**WHAT IS REQUIRED**
Repeat all entries exactly.

Stored data
◇ ◇ ◇ ◇ ◇
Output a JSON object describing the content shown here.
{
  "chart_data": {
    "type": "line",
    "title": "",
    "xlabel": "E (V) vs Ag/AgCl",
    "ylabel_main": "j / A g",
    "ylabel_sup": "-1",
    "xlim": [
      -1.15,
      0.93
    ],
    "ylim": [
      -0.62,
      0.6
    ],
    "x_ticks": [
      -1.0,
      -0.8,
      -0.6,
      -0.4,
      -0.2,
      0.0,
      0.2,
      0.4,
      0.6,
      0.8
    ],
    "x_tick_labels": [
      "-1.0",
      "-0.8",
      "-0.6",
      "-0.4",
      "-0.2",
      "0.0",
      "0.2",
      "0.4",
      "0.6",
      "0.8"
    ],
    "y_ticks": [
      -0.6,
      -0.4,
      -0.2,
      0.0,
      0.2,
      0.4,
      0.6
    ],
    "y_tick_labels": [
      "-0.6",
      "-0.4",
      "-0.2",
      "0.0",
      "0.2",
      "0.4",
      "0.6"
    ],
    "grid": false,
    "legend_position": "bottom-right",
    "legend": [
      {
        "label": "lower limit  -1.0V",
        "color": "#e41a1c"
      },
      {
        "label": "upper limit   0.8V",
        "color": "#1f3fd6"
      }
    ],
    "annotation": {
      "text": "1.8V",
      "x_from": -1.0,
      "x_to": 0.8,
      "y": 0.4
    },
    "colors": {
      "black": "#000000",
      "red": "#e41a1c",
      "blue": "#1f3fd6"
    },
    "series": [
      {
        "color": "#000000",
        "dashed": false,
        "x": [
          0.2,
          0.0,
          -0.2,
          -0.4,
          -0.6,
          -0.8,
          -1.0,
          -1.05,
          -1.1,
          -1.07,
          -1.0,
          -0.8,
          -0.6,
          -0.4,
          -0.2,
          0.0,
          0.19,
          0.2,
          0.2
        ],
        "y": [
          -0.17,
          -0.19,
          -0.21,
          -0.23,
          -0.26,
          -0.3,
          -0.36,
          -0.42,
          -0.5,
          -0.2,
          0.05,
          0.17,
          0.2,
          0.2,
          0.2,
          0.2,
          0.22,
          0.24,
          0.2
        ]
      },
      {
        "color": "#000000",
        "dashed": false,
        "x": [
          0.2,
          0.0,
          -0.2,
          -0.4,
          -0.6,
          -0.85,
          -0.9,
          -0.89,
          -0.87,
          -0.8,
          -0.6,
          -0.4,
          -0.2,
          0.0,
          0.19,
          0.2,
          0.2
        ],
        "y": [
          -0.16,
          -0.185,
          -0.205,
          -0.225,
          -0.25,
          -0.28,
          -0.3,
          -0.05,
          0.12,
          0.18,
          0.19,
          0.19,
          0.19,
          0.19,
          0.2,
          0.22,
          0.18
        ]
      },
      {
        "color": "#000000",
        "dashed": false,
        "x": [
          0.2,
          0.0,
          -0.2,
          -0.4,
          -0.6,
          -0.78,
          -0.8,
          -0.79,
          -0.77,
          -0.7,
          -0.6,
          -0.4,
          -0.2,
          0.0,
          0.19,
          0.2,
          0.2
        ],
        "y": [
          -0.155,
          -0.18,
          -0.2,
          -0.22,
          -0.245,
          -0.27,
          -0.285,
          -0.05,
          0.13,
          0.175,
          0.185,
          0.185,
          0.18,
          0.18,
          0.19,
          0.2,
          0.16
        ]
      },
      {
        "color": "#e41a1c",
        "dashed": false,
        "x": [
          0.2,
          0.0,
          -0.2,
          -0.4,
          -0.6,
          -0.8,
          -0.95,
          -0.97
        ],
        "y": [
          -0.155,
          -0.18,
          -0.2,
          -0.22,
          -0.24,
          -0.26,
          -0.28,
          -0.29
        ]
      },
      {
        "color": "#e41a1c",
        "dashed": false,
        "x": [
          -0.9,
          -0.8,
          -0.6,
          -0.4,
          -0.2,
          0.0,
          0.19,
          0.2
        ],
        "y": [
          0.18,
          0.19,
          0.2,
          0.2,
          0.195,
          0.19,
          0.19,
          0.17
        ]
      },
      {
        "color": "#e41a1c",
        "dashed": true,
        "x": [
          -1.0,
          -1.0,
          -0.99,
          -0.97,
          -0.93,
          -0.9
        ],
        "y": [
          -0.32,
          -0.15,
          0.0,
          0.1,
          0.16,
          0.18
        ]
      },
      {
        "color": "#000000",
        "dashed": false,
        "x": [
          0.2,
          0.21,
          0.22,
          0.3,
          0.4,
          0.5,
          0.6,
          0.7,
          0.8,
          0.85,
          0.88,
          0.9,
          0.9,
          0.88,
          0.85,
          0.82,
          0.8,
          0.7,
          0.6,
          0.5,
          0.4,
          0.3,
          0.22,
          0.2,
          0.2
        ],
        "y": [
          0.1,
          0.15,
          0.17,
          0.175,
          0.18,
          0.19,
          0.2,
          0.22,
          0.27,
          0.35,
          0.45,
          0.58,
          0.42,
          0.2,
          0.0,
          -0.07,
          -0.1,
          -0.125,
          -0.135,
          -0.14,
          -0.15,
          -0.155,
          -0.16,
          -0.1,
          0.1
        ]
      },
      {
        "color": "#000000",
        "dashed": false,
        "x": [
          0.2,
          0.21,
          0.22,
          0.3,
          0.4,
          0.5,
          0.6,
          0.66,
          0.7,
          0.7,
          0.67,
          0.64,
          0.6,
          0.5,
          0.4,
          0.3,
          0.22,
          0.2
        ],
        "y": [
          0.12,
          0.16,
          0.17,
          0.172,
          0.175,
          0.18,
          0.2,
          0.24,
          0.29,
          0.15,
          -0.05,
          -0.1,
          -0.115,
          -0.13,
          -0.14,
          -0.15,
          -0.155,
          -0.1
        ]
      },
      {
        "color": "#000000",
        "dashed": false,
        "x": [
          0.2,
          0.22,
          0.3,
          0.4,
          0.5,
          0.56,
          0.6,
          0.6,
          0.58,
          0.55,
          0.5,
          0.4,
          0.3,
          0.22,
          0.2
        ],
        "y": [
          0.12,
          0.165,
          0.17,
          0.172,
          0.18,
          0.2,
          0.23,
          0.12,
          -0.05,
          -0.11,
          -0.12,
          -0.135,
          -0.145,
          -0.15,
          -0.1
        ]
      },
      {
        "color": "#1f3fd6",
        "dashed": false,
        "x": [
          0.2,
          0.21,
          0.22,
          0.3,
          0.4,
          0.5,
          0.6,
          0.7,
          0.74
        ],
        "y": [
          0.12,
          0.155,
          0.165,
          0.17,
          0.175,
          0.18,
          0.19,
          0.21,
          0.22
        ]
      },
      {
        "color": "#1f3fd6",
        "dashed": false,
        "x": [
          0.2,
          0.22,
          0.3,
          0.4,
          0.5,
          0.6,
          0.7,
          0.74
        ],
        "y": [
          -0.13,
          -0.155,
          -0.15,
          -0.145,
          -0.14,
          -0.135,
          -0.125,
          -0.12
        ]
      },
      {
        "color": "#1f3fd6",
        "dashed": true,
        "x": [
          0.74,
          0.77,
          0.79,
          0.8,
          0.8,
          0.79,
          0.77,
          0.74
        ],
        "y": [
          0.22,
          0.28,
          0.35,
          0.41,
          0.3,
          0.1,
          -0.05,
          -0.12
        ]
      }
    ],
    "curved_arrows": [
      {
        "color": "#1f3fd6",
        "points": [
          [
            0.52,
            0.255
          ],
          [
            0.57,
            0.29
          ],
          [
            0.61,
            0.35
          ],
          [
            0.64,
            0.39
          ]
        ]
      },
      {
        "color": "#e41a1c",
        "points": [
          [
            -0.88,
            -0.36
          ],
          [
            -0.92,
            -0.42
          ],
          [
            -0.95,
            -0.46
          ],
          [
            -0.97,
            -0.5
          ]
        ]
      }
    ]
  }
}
◇ ◇ ◇ ◇ ◇
**THE OUTPUT**
Output a JSON object describing the content shown here.
{
  "chart_data": {
    "type": "line",
    "title": "",
    "xlabel": "E (V) vs Ag/AgCl",
    "ylabel_main": "j / A g",
    "ylabel_sup": "-1",
    "xlim": [
      -1.15,
      0.93
    ],
    "ylim": [
      -0.62,
      0.6
    ],
    "x_ticks": [
      -1.0,
      -0.8,
      -0.6,
      -0.4,
      -0.2,
      0.0,
      0.2,
      0.4,
      0.6,
      0.8
    ],
    "x_tick_labels": [
      "-1.0",
      "-0.8",
      "-0.6",
      "-0.4",
      "-0.2",
      "0.0",
      "0.2",
      "0.4",
      "0.6",
      "0.8"
    ],
    "y_ticks": [
      -0.6,
      -0.4,
      -0.2,
      0.0,
      0.2,
      0.4,
      0.6
    ],
    "y_tick_labels": [
      "-0.6",
      "-0.4",
      "-0.2",
      "0.0",
      "0.2",
      "0.4",
      "0.6"
    ],
    "grid": false,
    "legend_position": "bottom-right",
    "legend": [
      {
        "label": "lower limit  -1.0V",
        "color": "#e41a1c"
      },
      {
        "label": "upper limit   0.8V",
        "color": "#1f3fd6"
      }
    ],
    "annotation": {
      "text": "1.8V",
      "x_from": -1.0,
      "x_to": 0.8,
      "y": 0.4
    },
    "colors": {
      "black": "#000000",
      "red": "#e41a1c",
      "blue": "#1f3fd6"
    },
    "series": [
      {
        "color": "#000000",
        "dashed": false,
        "x": [
          0.2,
          0.0,
          -0.2,
          -0.4,
          -0.6,
          -0.8,
          -1.0,
          -1.05,
          -1.1,
          -1.07,
          -1.0,
          -0.8,
          -0.6,
          -0.4,
          -0.2,
          0.0,
          0.19,
          0.2,
          0.2
        ],
        "y": [
          -0.17,
          -0.19,
          -0.21,
          -0.23,
          -0.26,
          -0.3,
          -0.36,
          -0.42,
          -0.5,
          -0.2,
          0.05,
          0.17,
          0.2,
          0.2,
          0.2,
          0.2,
          0.22,
          0.24,
          0.2
        ]
      },
      {
        "color": "#000000",
        "dashed": false,
        "x": [
          0.2,
          0.0,
          -0.2,
          -0.4,
          -0.6,
          -0.85,
          -0.9,
          -0.89,
          -0.87,
          -0.8,
          -0.6,
          -0.4,
          -0.2,
          0.0,
          0.19,
          0.2,
          0.2
        ],
        "y": [
          -0.16,
          -0.185,
          -0.205,
          -0.225,
          -0.25,
          -0.28,
          -0.3,
          -0.05,
          0.12,
          0.18,
          0.19,
          0.19,
          0.19,
          0.19,
          0.2,
          0.22,
          0.18
        ]
      },
      {
        "color": "#000000",
        "dashed": false,
        "x": [
          0.2,
          0.0,
          -0.2,
          -0.4,
          -0.6,
          -0.78,
          -0.8,
          -0.79,
          -0.77,
          -0.7,
          -0.6,
          -0.4,
          -0.2,
          0.0,
          0.19,
          0.2,
          0.2
        ],
        "y": [
          -0.155,
          -0.18,
          -0.2,
          -0.22,
          -0.245,
          -0.27,
          -0.285,
          -0.05,
          0.13,
          0.175,
          0.185,
          0.185,
          0.18,
          0.18,
          0.19,
          0.2,
          0.16
        ]
      },
      {
        "color": "#e41a1c",
        "dashed": false,
        "x": [
          0.2,
          0.0,
          -0.2,
          -0.4,
          -0.6,
          -0.8,
          -0.95,
          -0.97
        ],
        "y": [
          -0.155,
          -0.18,
          -0.2,
          -0.22,
          -0.24,
          -0.26,
          -0.28,
          -0.29
        ]
      },
      {
        "color": "#e41a1c",
        "dashed": false,
        "x": [
          -0.9,
          -0.8,
          -0.6,
          -0.4,
          -0.2,
          0.0,
          0.19,
          0.2
        ],
        "y": [
          0.18,
          0.19,
          0.2,
          0.2,
          0.195,
          0.19,
          0.19,
          0.17
        ]
      },
      {
        "color": "#e41a1c",
        "dashed": true,
        "x": [
          -1.0,
          -1.0,
          -0.99,
          -0.97,
          -0.93,
          -0.9
        ],
        "y": [
          -0.32,
          -0.15,
          0.0,
          0.1,
          0.16,
          0.18
        ]
      },
      {
        "color": "#000000",
        "dashed": false,
        "x": [
          0.2,
          0.21,
          0.22,
          0.3,
          0.4,
          0.5,
          0.6,
          0.7,
          0.8,
          0.85,
          0.88,
          0.9,
          0.9,
          0.88,
          0.85,
          0.82,
          0.8,
          0.7,
          0.6,
          0.5,
          0.4,
          0.3,
          0.22,
          0.2,
          0.2
        ],
        "y": [
          0.1,
          0.15,
          0.17,
          0.175,
          0.18,
          0.19,
          0.2,
          0.22,
          0.27,
          0.35,
          0.45,
          0.58,
          0.42,
          0.2,
          0.0,
          -0.07,
          -0.1,
          -0.125,
          -0.135,
          -0.14,
          -0.15,
          -0.155,
          -0.16,
          -0.1,
          0.1
        ]
      },
      {
        "color": "#000000",
        "dashed": false,
        "x": [
          0.2,
          0.21,
          0.22,
          0.3,
          0.4,
          0.5,
          0.6,
          0.66,
          0.7,
          0.7,
          0.67,
          0.64,
          0.6,
          0.5,
          0.4,
          0.3,
          0.22,
          0.2
        ],
        "y": [
          0.12,
          0.16,
          0.17,
          0.172,
          0.175,
          0.18,
          0.2,
          0.24,
          0.29,
          0.15,
          -0.05,
          -0.1,
          -0.115,
          -0.13,
          -0.14,
          -0.15,
          -0.155,
          -0.1
        ]
      },
      {
        "color": "#000000",
        "dashed": false,
        "x": [
          0.2,
          0.22,
          0.3,
          0.4,
          0.5,
          0.56,
          0.6,
          0.6,
          0.58,
          0.55,
          0.5,
          0.4,
          0.3,
          0.22,
          0.2
        ],
        "y": [
          0.12,
          0.165,
          0.17,
          0.172,
          0.18,
          0.2,
          0.23,
          0.12,
          -0.05,
          -0.11,
          -0.12,
          -0.135,
          -0.145,
          -0.15,
          -0.1
        ]
      },
      {
        "color": "#1f3fd6",
        "dashed": false,
        "x": [
          0.2,
          0.21,
          0.22,
          0.3,
          0.4,
          0.5,
          0.6,
          0.7,
          0.74
        ],
        "y": [
          0.12,
          0.155,
          0.165,
          0.17,
          0.175,
          0.18,
          0.19,
          0.21,
          0.22
        ]
      },
      {
        "color": "#1f3fd6",
        "dashed": false,
        "x": [
          0.2,
          0.22,
          0.3,
          0.4,
          0.5,
          0.6,
          0.7,
          0.74
        ],
        "y": [
          -0.13,
          -0.155,
          -0.15,
          -0.145,
          -0.14,
          -0.135,
          -0.125,
          -0.12
        ]
      },
      {
        "color": "#1f3fd6",
        "dashed": true,
        "x": [
          0.74,
          0.77,
          0.79,
          0.8,
          0.8,
          0.79,
          0.77,
          0.74
        ],
        "y": [
          0.22,
          0.28,
          0.35,
          0.41,
          0.3,
          0.1,
          -0.05,
          -0.12
        ]
      }
    ],
    "curved_arrows": [
      {
        "color": "#1f3fd6",
        "points": [
          [
            0.52,
            0.255
          ],
          [
            0.57,
            0.29
          ],
          [
            0.61,
            0.35
          ],
          [
            0.64,
            0.39
          ]
        ]
      },
      {
        "color": "#e41a1c",
        "points": [
          [
            -0.88,
            -0.36
          ],
          [
            -0.92,
            -0.42
          ],
          [
            -0.95,
            -0.46
          ],
          [
            -0.97,
            -0.5
          ]
        ]
      }
    ]
  }
}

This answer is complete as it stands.